* [What needs to be done] From the entries below, tally how many lines contain "Maladie" and report only that figure.
:: The records ::
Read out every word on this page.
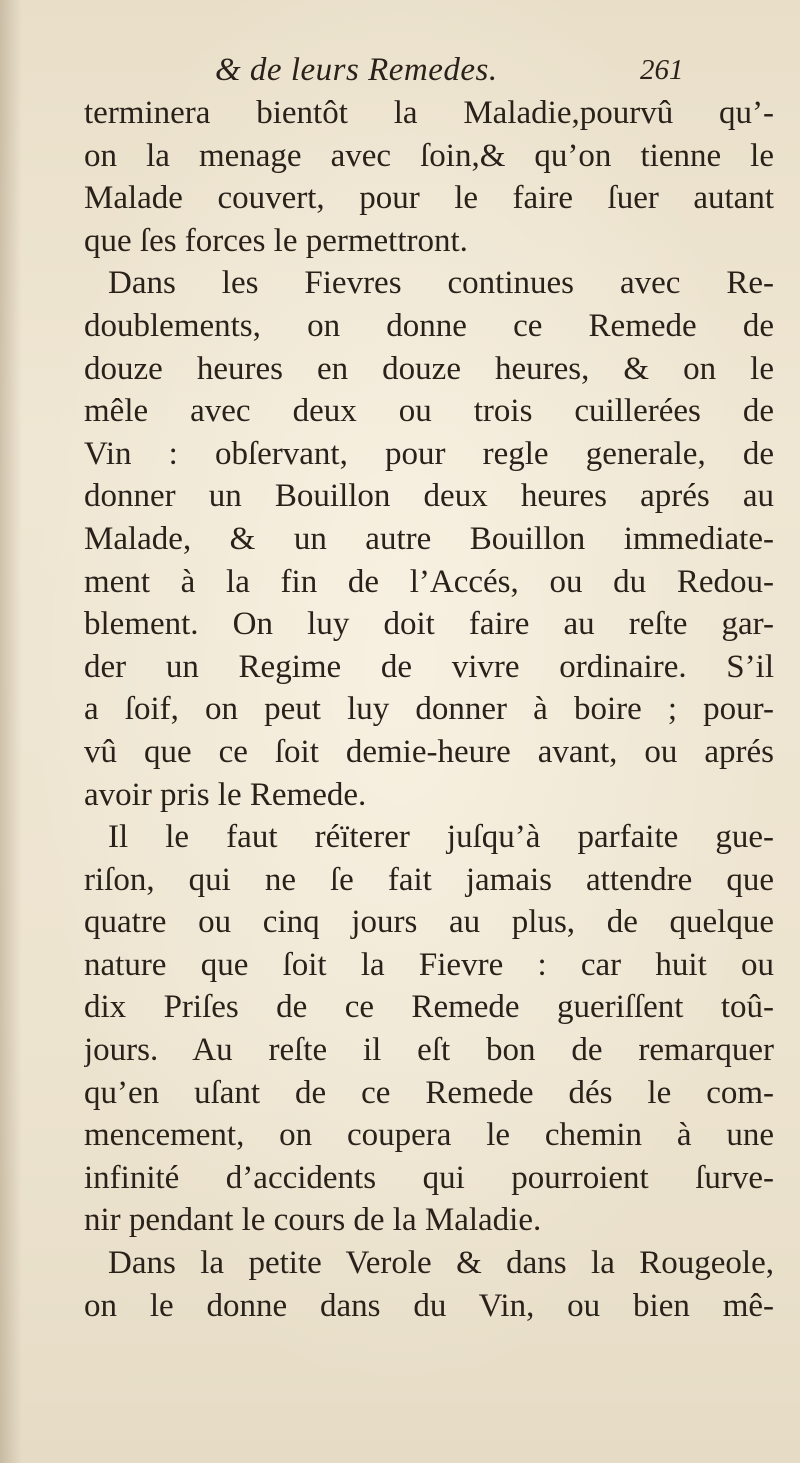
& de leurs Remedes.	261
terminera bientôt la Maladie,pourvû qu’-
on la menage avec ſoin,& qu’on tienne le
Malade couvert, pour le faire ſuer autant
que ſes forces le permettront.
Dans les Fievres continues avec Re-
doublements, on donne ce Remede de
douze heures en douze heures, & on le
mêle avec deux ou trois cuillerées de
Vin : obſervant, pour regle generale, de
donner un Bouillon deux heures aprés au
Malade, & un autre Bouillon immediate-
ment à la fin de l’Accés, ou du Redou-
blement. On luy doit faire au reſte gar-
der un Regime de vivre ordinaire. S’il
a ſoif, on peut luy donner à boire ; pour-
vû que ce ſoit demie-heure avant, ou aprés
avoir pris le Remede.
Il le faut réïterer juſqu’à parfaite gue-
riſon, qui ne ſe fait jamais attendre que
quatre ou cinq jours au plus, de quelque
nature que ſoit la Fievre : car huit ou
dix Priſes de ce Remede gueriſſent toû-
jours. Au reſte il eſt bon de remarquer
qu’en uſant de ce Remede dés le com-
mencement, on coupera le chemin à une
infinité d’accidents qui pourroient ſurve-
nir pendant le cours de la Maladie.
Dans la petite Verole & dans la Rougeole,
on le donne dans du Vin, ou bien mê-
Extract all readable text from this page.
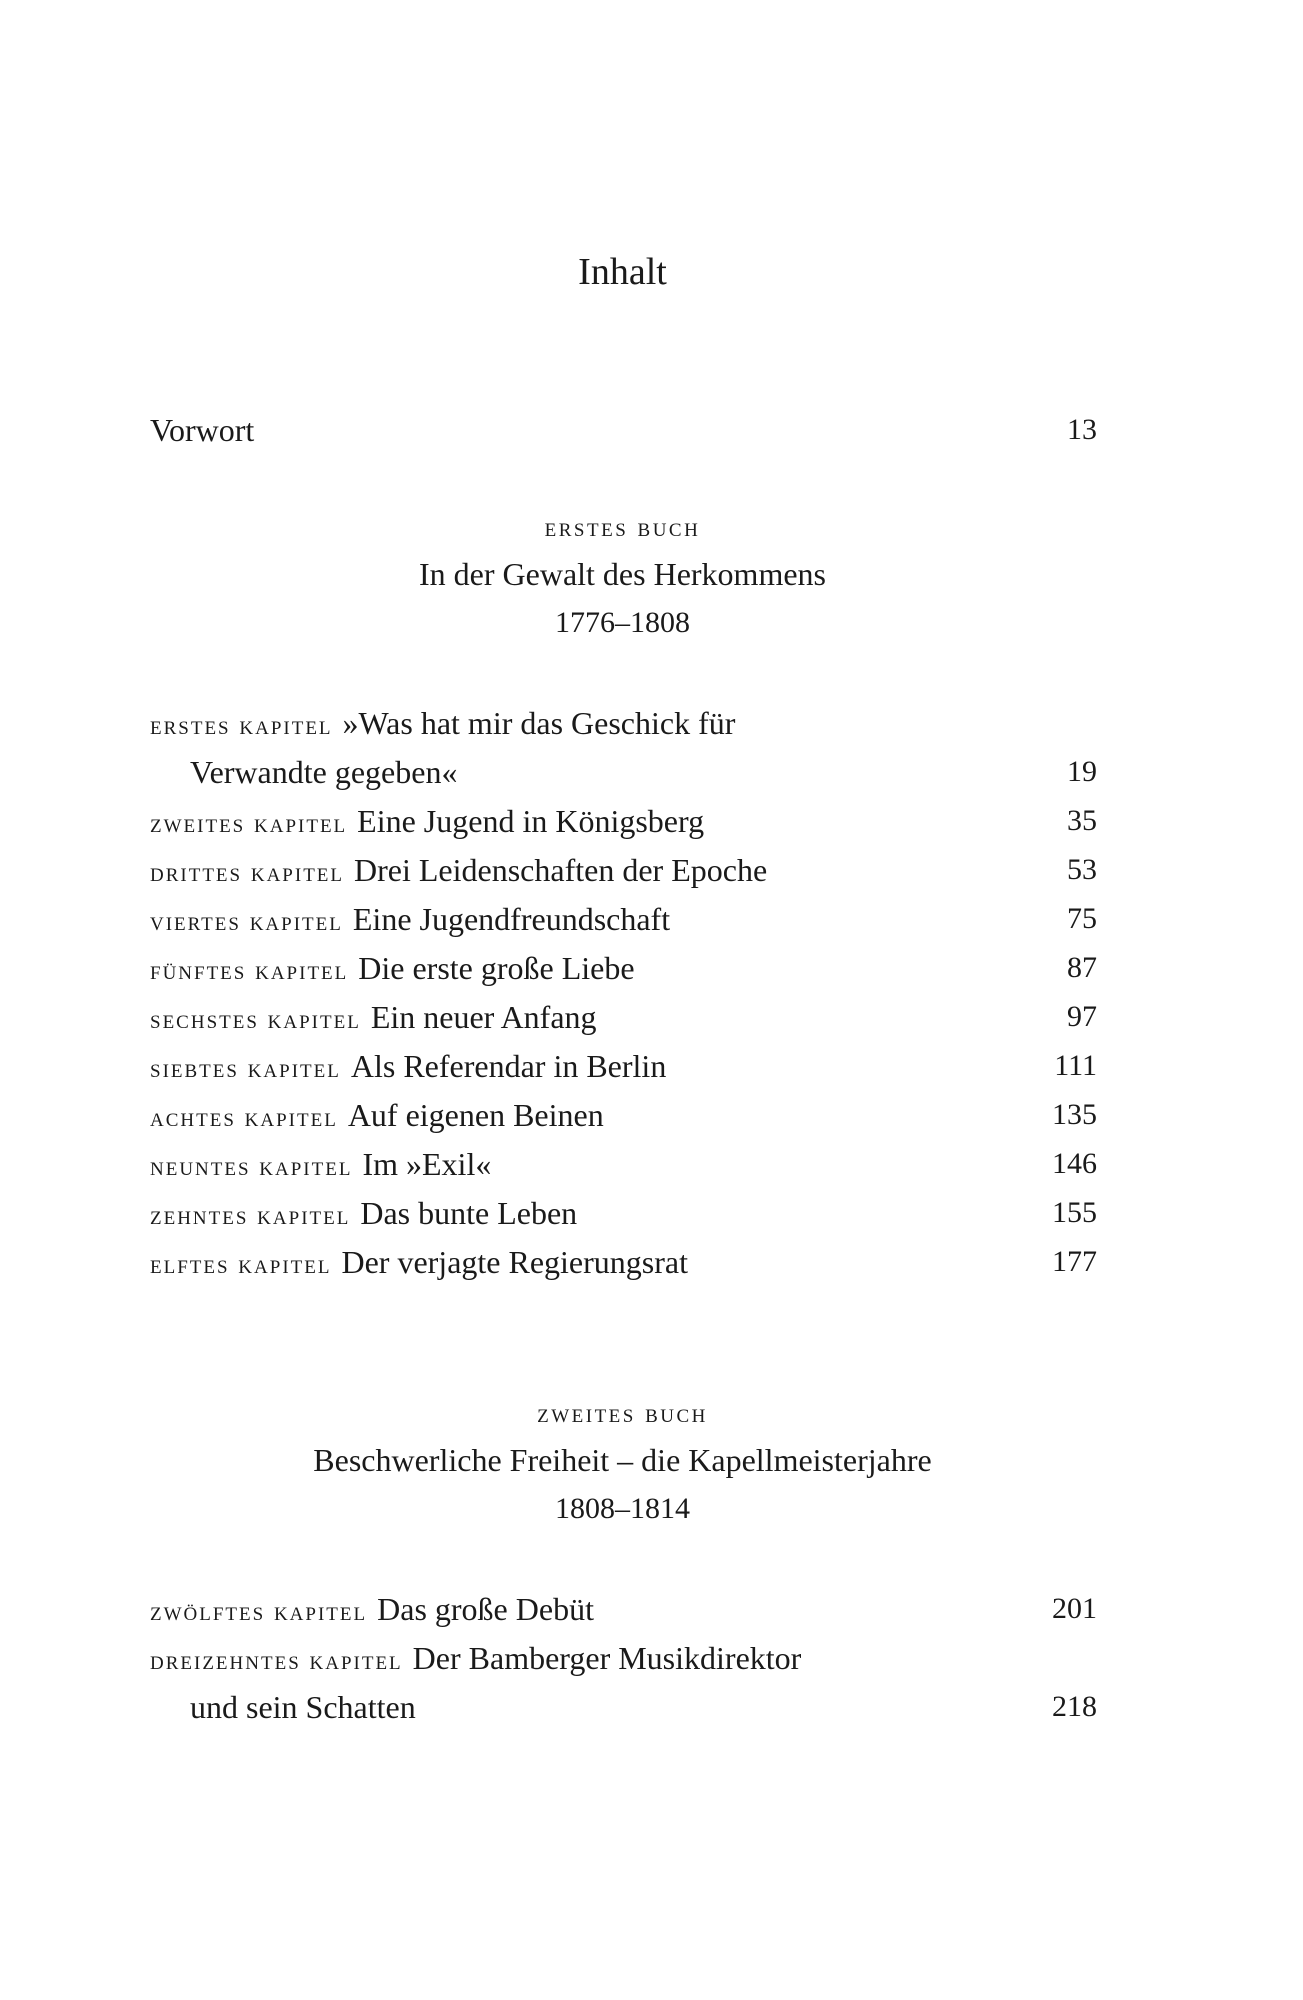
Inhalt
Vorwort	13
erstes buch
In der Gewalt des Herkommens
1776–1808
erstes kapitel »Was hat mir das Geschick für
Verwandte gegeben«	19
zweites kapitel Eine Jugend in Königsberg	35
drittes kapitel Drei Leidenschaften der Epoche	53
viertes kapitel Eine Jugendfreundschaft	75
fünftes kapitel Die erste große Liebe	87
sechstes kapitel Ein neuer Anfang	97
siebtes kapitel Als Referendar in Berlin	111
achtes kapitel Auf eigenen Beinen	135
neuntes kapitel Im »Exil«	146
zehntes kapitel Das bunte Leben	155
elftes kapitel Der verjagte Regierungsrat	177
zweites buch
Beschwerliche Freiheit – die Kapellmeisterjahre
1808–1814
zwölftes kapitel Das große Debüt	201
dreizehntes kapitel Der Bamberger Musikdirektor
und sein Schatten	218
:::
* [Written solution] 2